• [Exercise input]:
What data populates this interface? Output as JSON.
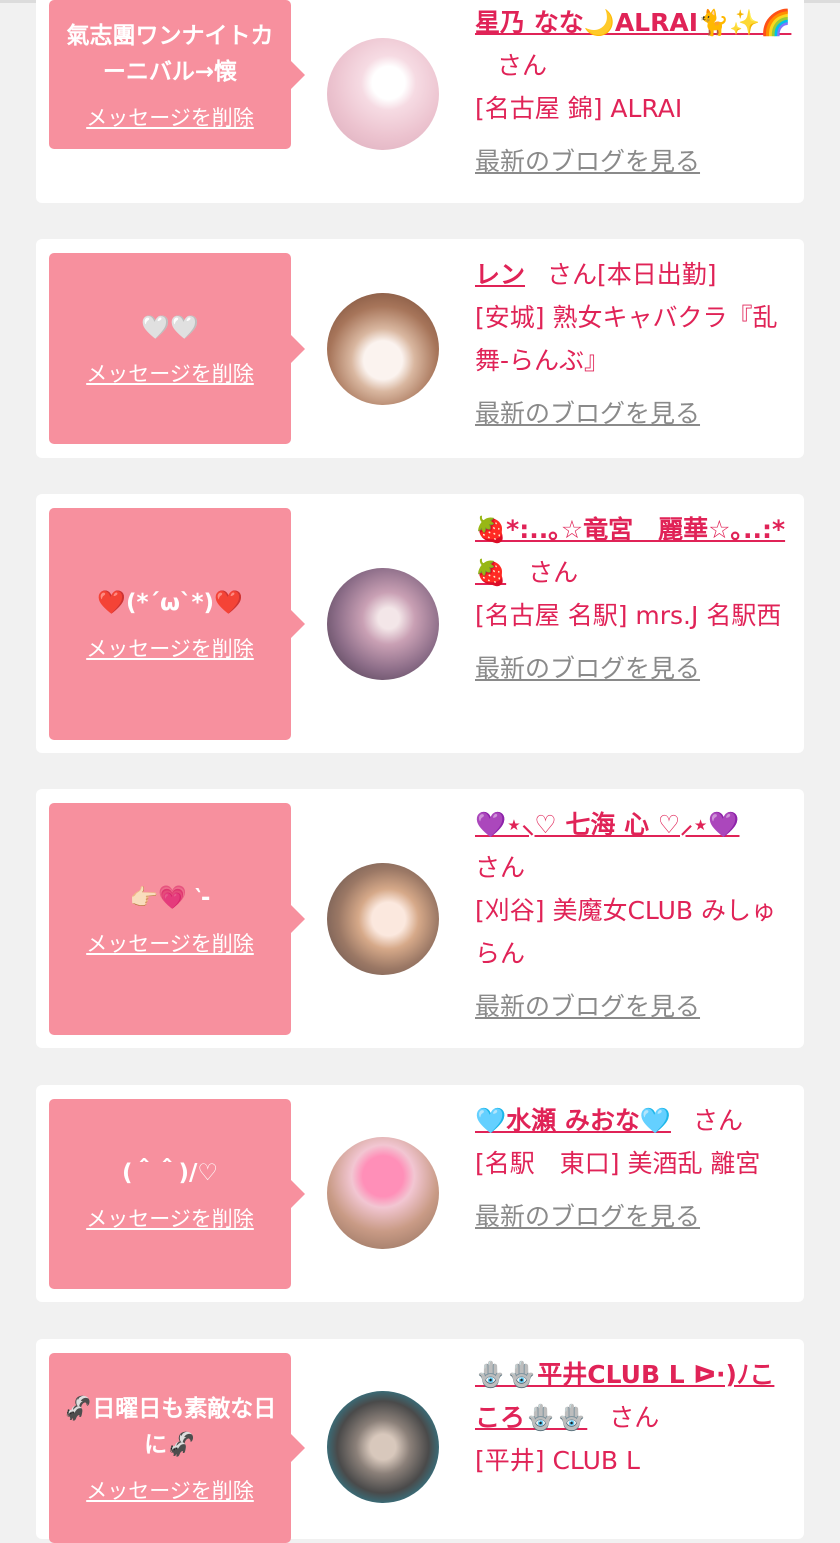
{
  "delete_label": "メッセージを削除",
  "blog_label": "最新のブログを見る",
  "san_label": "さん",
  "colors": {
    "bubble": "#f7909e",
    "accent": "#e02357",
    "link_gray": "#8a8a8a",
    "background": "#f1f1f1"
  },
  "cards": [
    {
      "message": "氣志團ワンナイトカーニバル→懐",
      "name": "星乃 なな🌙ALRAI🐈✨🌈",
      "extra": "",
      "shop": "[名古屋 錦] ALRAI",
      "avatar_icon": "avatar-photo"
    },
    {
      "message": "🤍🤍",
      "name": "レン",
      "extra": "[本日出勤]",
      "shop": "[安城] 熟女キャバクラ『乱舞-らんぶ』",
      "avatar_icon": "avatar-photo"
    },
    {
      "message": "❤️(*´ω`*)❤️",
      "name": "🍓*:..｡☆竜宮　麗華☆｡..:*🍓",
      "extra": "",
      "shop": "[名古屋 名駅] mrs.J 名駅西",
      "avatar_icon": "avatar-photo"
    },
    {
      "message": "👉🏻💗 ‵-",
      "name": "💜⋆⸜♡ 七海 心 ♡⸝⋆💜",
      "extra": "",
      "shop": "[刈谷] 美魔女CLUB みしゅらん",
      "avatar_icon": "avatar-photo"
    },
    {
      "message": "(＾＾)/♡",
      "name": "🩵水瀬 みおな🩵",
      "extra": "",
      "shop": "[名駅　東口] 美酒乱 離宮",
      "avatar_icon": "avatar-photo"
    },
    {
      "message": "🦨日曜日も素敵な日に🦨",
      "name": "🪬🪬平井CLUB L ᐅ·)ﾉこころ🪬🪬",
      "extra": "",
      "shop": "[平井] CLUB L",
      "avatar_icon": "avatar-photo"
    }
  ]
}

• [Task objective]: Pick out the lines containing the string "message".

• [Solution for this exercise]:
      "message": "氣志團ワンナイトカーニバル→懐",
      "message": "🤍🤍",
      "message": "❤️(*´ω`*)❤️",
      "message": "👉🏻💗 ‵-",
      "message": "(＾＾)/♡",
      "message": "🦨日曜日も素敵な日に🦨",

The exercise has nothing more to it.